STATED PROBLEM | Look through the records that follow. Copy every line containing the word "أخرجه".

Dataset excerpt:
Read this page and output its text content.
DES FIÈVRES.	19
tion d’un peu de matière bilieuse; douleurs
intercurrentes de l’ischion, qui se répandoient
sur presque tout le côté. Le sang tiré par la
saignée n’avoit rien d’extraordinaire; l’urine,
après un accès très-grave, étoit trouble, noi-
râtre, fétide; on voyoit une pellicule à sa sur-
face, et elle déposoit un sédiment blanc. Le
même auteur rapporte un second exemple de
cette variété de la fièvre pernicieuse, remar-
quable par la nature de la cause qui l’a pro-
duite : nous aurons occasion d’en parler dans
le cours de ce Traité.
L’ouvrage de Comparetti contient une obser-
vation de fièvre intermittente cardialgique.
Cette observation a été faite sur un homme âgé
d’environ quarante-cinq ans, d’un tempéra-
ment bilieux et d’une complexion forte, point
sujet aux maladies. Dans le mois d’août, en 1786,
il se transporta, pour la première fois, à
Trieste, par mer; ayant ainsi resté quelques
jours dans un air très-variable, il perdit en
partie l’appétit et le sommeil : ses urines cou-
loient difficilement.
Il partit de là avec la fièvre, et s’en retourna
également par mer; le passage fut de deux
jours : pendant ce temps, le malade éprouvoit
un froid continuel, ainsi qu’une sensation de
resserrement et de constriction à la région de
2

--

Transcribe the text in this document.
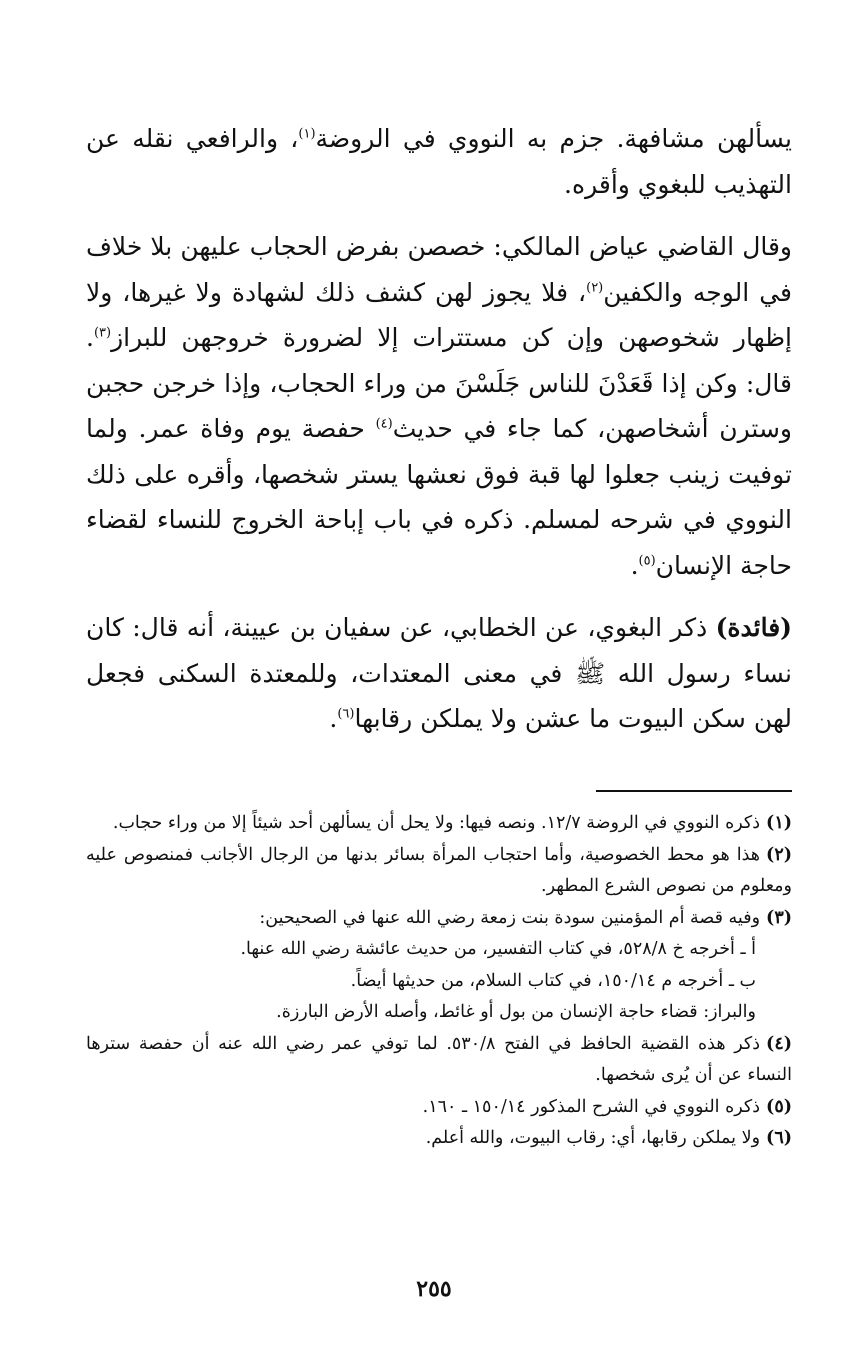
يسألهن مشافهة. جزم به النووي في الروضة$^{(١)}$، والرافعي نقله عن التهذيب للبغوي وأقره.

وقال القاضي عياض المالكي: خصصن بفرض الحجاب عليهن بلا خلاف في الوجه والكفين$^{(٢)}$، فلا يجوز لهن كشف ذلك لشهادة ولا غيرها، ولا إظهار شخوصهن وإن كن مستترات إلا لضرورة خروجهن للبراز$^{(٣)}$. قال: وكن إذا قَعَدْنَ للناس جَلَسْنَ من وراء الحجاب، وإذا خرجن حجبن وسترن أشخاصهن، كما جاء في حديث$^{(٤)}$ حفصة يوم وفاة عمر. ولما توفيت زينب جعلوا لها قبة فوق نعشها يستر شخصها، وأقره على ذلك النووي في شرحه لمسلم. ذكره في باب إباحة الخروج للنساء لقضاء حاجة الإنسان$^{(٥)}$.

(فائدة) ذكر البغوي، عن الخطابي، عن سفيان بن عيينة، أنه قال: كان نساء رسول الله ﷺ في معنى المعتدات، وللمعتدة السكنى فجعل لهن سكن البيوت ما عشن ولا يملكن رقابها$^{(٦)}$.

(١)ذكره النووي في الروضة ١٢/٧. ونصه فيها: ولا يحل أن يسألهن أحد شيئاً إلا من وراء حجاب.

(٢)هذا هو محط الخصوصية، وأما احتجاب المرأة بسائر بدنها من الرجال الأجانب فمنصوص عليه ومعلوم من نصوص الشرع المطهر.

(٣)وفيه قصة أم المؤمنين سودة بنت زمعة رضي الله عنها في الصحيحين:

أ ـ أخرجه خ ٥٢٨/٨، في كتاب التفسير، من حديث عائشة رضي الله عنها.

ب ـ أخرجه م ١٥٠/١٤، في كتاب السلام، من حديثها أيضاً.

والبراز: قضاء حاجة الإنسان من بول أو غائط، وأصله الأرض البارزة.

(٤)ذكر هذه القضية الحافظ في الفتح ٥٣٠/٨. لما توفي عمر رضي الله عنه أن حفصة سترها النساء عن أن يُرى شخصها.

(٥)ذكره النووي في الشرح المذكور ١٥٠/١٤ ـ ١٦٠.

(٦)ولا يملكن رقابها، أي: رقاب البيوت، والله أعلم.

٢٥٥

...

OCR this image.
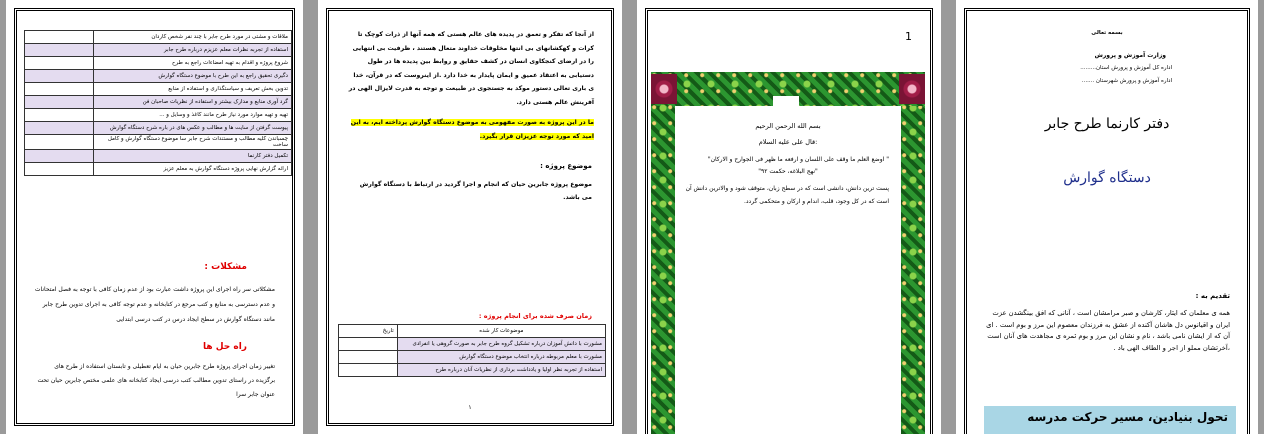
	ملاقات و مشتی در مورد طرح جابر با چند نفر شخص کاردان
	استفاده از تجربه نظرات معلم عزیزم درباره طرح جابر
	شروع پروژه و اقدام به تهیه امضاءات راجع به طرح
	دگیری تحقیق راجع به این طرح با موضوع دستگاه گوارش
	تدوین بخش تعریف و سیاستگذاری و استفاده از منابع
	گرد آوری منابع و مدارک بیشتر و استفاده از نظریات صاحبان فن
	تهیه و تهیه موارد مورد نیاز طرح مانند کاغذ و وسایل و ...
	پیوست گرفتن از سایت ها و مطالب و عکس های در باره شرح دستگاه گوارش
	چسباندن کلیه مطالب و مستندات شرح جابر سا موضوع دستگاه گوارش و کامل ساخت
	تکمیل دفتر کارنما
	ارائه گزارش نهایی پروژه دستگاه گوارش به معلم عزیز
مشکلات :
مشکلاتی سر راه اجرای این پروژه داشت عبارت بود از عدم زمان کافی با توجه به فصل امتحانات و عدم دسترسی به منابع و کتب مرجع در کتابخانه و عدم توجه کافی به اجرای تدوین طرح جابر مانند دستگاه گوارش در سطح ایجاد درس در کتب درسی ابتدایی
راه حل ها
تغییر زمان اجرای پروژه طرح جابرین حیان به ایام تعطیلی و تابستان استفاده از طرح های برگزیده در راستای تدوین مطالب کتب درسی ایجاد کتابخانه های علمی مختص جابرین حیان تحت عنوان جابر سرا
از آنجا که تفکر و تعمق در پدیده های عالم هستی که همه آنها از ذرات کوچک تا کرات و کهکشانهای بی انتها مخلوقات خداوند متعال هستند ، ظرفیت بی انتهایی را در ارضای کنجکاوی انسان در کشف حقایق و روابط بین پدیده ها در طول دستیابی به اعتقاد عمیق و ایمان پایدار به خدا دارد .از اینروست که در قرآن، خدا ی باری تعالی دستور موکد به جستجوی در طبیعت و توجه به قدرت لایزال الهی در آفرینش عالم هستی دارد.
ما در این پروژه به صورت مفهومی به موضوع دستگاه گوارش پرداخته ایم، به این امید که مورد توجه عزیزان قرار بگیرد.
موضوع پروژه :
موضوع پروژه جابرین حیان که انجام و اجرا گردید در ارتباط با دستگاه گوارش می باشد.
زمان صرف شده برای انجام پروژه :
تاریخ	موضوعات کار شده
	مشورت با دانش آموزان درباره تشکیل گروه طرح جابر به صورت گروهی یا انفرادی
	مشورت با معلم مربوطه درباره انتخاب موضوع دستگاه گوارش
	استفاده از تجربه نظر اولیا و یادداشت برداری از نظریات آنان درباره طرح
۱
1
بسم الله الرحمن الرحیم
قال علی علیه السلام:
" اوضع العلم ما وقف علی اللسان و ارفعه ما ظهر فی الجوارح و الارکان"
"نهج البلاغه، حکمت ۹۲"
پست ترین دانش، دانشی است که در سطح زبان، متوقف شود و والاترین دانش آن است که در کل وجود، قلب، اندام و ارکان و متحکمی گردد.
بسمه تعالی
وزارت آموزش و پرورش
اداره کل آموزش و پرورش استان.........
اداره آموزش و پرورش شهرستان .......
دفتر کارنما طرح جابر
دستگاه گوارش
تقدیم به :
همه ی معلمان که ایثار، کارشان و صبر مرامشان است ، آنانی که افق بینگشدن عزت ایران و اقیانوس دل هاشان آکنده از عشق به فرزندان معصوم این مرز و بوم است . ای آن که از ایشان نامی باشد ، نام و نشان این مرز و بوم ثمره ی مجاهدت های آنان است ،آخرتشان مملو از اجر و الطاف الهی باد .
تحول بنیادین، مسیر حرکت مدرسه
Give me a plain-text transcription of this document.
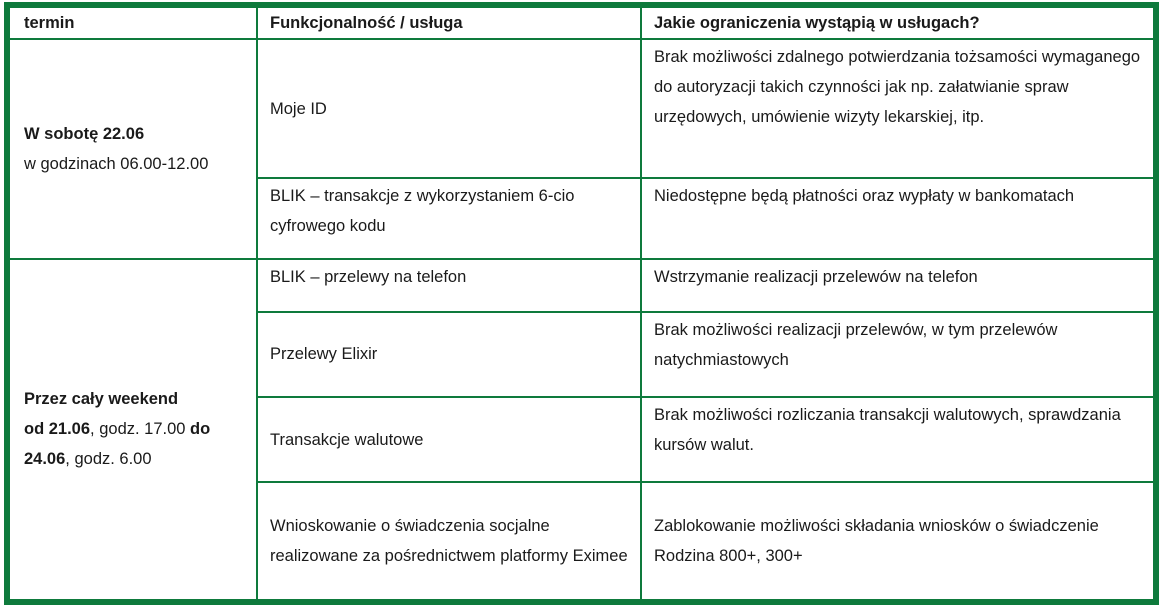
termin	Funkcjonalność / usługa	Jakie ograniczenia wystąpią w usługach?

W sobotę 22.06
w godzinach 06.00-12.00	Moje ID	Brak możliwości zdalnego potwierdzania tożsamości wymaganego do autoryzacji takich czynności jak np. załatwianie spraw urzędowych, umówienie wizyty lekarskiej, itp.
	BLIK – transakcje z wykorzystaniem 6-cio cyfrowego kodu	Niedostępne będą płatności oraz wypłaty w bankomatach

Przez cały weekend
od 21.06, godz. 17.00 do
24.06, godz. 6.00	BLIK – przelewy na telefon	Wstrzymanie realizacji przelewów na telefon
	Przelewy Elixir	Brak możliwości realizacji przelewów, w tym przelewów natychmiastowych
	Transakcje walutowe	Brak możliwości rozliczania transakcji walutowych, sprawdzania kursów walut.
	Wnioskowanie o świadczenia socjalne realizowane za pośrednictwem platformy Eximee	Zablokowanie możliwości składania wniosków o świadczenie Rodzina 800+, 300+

EXERCISE RESPONSE |
أ ـ أخرجه خ ٥٢٨/٨، في كتاب التفسير، من حديث عائشة رضي الله عنها.
ب ـ أخرجه م ١٥٠/١٤، في كتاب السلام، من حديثها أيضاً.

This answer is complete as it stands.